» **Data excerpts**
* BEGIN *
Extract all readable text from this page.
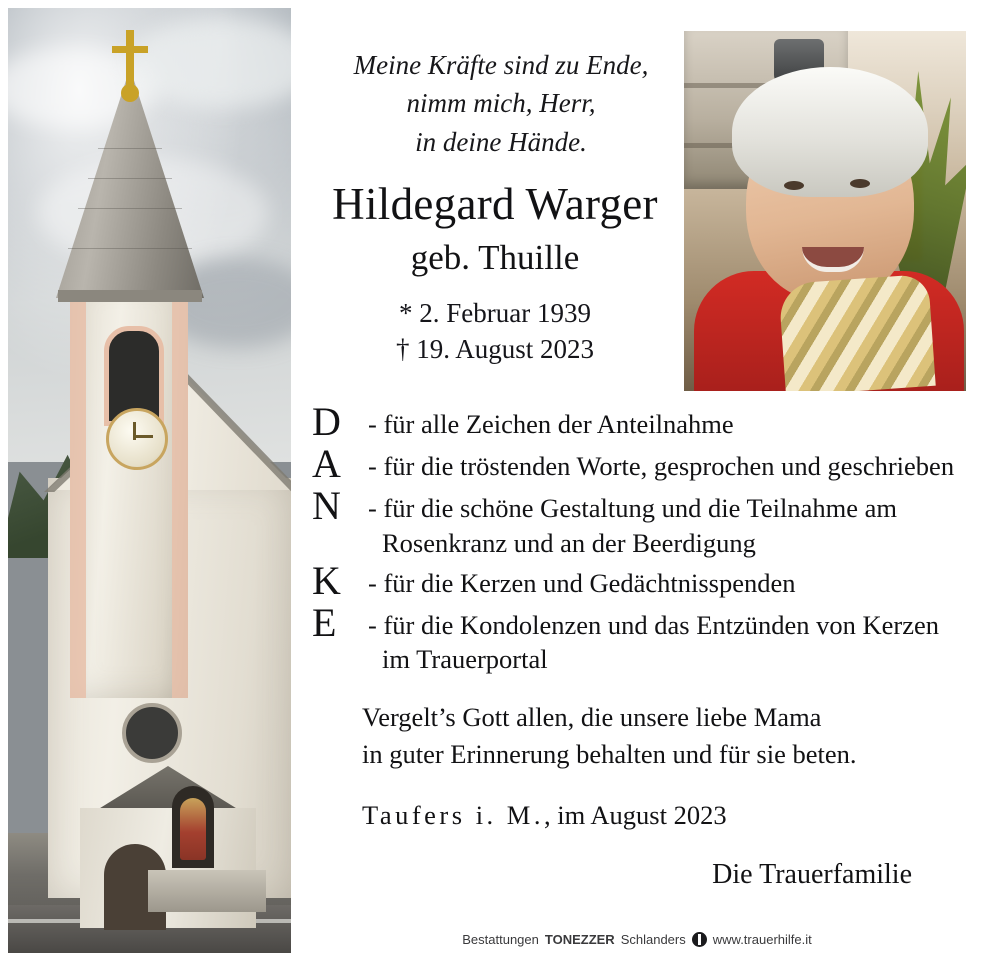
Meine Kräfte sind zu Ende,
nimm mich, Herr,
in deine Hände.
Hildegard Warger
geb. Thuille
* 2. Februar 1939
† 19. August 2023
D	- für alle Zeichen der Anteilnahme
A	- für die tröstenden Worte, gesprochen und geschrieben
N	- für die schöne Gestaltung und die Teilnahme am
Rosenkranz und an der Beerdigung
K	- für die Kerzen und Gedächtnisspenden
E	- für die Kondolenzen und das Entzünden von Kerzen
im Trauerportal
Vergelt’s Gott allen, die unsere liebe Mama
in guter Erinnerung behalten und für sie beten.
Taufers i. M., im August 2023
Die Trauerfamilie
Bestattungen TONEZZER Schlanders www.trauerhilfe.it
* END *
» **Task directions**
Quote every record above exactly, leaving out the pictures.

» **Solution**
Extract all readable text from this page.
Meine Kräfte sind zu Ende,
nimm mich, Herr,
in deine Hände.
Hildegard Warger
geb. Thuille
* 2. Februar 1939
† 19. August 2023
D	- für alle Zeichen der Anteilnahme
A	- für die tröstenden Worte, gesprochen und geschrieben
N	- für die schöne Gestaltung und die Teilnahme am
Rosenkranz und an der Beerdigung
K	- für die Kerzen und Gedächtnisspenden
E	- für die Kondolenzen und das Entzünden von Kerzen
im Trauerportal
Vergelt’s Gott allen, die unsere liebe Mama
in guter Erinnerung behalten und für sie beten.
Taufers i. M., im August 2023
Die Trauerfamilie
Bestattungen TONEZZER Schlanders www.trauerhilfe.it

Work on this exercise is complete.